=== What you should do ===
Produce the listing below again, exactly as shown.

=== Data in this exercise ===
====
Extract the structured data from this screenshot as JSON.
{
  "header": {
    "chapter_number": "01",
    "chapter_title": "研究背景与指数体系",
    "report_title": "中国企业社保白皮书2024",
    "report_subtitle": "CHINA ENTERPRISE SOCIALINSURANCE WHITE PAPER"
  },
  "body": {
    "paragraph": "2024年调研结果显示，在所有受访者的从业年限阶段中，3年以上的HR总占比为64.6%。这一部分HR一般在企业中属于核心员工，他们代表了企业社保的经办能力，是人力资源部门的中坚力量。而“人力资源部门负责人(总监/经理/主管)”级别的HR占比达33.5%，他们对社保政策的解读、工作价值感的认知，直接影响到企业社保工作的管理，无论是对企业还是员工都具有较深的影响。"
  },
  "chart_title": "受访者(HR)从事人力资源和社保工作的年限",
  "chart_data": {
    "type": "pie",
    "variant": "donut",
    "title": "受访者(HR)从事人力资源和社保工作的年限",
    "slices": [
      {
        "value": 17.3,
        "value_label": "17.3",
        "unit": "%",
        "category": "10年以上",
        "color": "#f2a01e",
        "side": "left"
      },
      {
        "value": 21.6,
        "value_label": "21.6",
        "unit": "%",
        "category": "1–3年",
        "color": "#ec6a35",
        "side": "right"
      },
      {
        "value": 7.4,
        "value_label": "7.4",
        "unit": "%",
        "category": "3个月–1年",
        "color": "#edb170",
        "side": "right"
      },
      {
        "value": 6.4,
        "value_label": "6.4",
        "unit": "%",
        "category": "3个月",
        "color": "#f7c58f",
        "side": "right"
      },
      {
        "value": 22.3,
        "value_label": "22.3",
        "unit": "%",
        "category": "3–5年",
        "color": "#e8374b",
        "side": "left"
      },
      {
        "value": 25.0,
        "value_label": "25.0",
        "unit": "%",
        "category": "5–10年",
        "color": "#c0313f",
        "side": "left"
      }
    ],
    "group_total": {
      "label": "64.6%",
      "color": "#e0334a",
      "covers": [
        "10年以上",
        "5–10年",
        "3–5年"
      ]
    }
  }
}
====
=== Solution ===
Extract the structured data from this screenshot as JSON.
{
  "header": {
    "chapter_number": "01",
    "chapter_title": "研究背景与指数体系",
    "report_title": "中国企业社保白皮书2024",
    "report_subtitle": "CHINA ENTERPRISE SOCIALINSURANCE WHITE PAPER"
  },
  "body": {
    "paragraph": "2024年调研结果显示，在所有受访者的从业年限阶段中，3年以上的HR总占比为64.6%。这一部分HR一般在企业中属于核心员工，他们代表了企业社保的经办能力，是人力资源部门的中坚力量。而“人力资源部门负责人(总监/经理/主管)”级别的HR占比达33.5%，他们对社保政策的解读、工作价值感的认知，直接影响到企业社保工作的管理，无论是对企业还是员工都具有较深的影响。"
  },
  "chart_title": "受访者(HR)从事人力资源和社保工作的年限",
  "chart_data": {
    "type": "pie",
    "variant": "donut",
    "title": "受访者(HR)从事人力资源和社保工作的年限",
    "slices": [
      {
        "value": 17.3,
        "value_label": "17.3",
        "unit": "%",
        "category": "10年以上",
        "color": "#f2a01e",
        "side": "left"
      },
      {
        "value": 21.6,
        "value_label": "21.6",
        "unit": "%",
        "category": "1–3年",
        "color": "#ec6a35",
        "side": "right"
      },
      {
        "value": 7.4,
        "value_label": "7.4",
        "unit": "%",
        "category": "3个月–1年",
        "color": "#edb170",
        "side": "right"
      },
      {
        "value": 6.4,
        "value_label": "6.4",
        "unit": "%",
        "category": "3个月",
        "color": "#f7c58f",
        "side": "right"
      },
      {
        "value": 22.3,
        "value_label": "22.3",
        "unit": "%",
        "category": "3–5年",
        "color": "#e8374b",
        "side": "left"
      },
      {
        "value": 25.0,
        "value_label": "25.0",
        "unit": "%",
        "category": "5–10年",
        "color": "#c0313f",
        "side": "left"
      }
    ],
    "group_total": {
      "label": "64.6%",
      "color": "#e0334a",
      "covers": [
        "10年以上",
        "5–10年",
        "3–5年"
      ]
    }
  }
}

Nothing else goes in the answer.